Provided records >>
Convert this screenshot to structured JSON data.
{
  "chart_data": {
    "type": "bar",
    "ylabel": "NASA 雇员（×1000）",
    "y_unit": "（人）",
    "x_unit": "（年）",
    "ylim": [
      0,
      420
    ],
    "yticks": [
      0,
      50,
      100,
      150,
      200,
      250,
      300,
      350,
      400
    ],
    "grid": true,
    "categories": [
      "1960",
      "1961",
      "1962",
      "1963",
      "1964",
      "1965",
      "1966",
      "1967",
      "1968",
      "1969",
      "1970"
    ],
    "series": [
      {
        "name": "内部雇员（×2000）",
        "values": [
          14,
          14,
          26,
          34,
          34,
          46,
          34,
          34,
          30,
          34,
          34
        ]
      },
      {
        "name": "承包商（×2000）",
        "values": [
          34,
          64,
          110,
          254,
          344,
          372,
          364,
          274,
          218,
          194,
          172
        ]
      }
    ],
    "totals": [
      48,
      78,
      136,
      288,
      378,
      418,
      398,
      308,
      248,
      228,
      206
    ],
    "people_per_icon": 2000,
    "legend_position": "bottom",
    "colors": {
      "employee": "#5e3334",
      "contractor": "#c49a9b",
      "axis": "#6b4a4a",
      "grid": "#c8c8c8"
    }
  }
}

Aim of the exercise >> Every entry should be printed again exactly as written.

Solution >>
Convert this screenshot to structured JSON data.
{
  "chart_data": {
    "type": "bar",
    "ylabel": "NASA 雇员（×1000）",
    "y_unit": "（人）",
    "x_unit": "（年）",
    "ylim": [
      0,
      420
    ],
    "yticks": [
      0,
      50,
      100,
      150,
      200,
      250,
      300,
      350,
      400
    ],
    "grid": true,
    "categories": [
      "1960",
      "1961",
      "1962",
      "1963",
      "1964",
      "1965",
      "1966",
      "1967",
      "1968",
      "1969",
      "1970"
    ],
    "series": [
      {
        "name": "内部雇员（×2000）",
        "values": [
          14,
          14,
          26,
          34,
          34,
          46,
          34,
          34,
          30,
          34,
          34
        ]
      },
      {
        "name": "承包商（×2000）",
        "values": [
          34,
          64,
          110,
          254,
          344,
          372,
          364,
          274,
          218,
          194,
          172
        ]
      }
    ],
    "totals": [
      48,
      78,
      136,
      288,
      378,
      418,
      398,
      308,
      248,
      228,
      206
    ],
    "people_per_icon": 2000,
    "legend_position": "bottom",
    "colors": {
      "employee": "#5e3334",
      "contractor": "#c49a9b",
      "axis": "#6b4a4a",
      "grid": "#c8c8c8"
    }
  }
}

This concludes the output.